### Problem requirements
Across the listing below, how many lines hold "icon"? Reply with the number by itself.

□ □ □ □

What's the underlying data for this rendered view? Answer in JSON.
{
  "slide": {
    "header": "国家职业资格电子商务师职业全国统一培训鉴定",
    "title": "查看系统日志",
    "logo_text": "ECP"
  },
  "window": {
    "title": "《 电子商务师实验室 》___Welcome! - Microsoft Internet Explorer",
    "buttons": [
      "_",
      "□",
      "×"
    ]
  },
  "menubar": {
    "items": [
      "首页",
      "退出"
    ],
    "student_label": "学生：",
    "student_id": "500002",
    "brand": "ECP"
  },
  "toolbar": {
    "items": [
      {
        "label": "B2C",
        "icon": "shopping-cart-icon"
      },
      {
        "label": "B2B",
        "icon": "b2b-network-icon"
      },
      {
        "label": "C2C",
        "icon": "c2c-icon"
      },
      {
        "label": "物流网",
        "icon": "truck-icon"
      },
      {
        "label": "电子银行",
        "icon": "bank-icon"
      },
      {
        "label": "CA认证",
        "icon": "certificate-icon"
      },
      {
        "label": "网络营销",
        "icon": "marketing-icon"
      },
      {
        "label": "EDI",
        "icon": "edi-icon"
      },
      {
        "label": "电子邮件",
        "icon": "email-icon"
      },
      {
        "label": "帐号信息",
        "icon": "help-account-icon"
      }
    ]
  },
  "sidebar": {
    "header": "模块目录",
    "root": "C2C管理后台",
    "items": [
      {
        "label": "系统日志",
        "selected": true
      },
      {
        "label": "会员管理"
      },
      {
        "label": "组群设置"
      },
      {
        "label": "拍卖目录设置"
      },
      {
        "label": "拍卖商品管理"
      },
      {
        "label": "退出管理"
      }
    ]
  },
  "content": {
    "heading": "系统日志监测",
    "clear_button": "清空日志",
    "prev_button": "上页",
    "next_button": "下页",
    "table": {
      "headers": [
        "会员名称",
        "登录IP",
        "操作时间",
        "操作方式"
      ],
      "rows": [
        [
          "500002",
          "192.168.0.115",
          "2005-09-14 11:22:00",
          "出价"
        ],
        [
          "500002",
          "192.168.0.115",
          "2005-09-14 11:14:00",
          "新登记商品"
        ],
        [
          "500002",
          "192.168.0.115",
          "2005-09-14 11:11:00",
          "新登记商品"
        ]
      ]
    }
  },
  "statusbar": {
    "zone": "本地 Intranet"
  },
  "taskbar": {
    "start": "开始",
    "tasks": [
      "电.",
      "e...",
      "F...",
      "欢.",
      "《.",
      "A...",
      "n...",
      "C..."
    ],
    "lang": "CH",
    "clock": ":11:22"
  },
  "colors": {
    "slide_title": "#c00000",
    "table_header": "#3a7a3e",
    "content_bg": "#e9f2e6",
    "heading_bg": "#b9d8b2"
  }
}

□ □ □ □

### Solution to the problem
10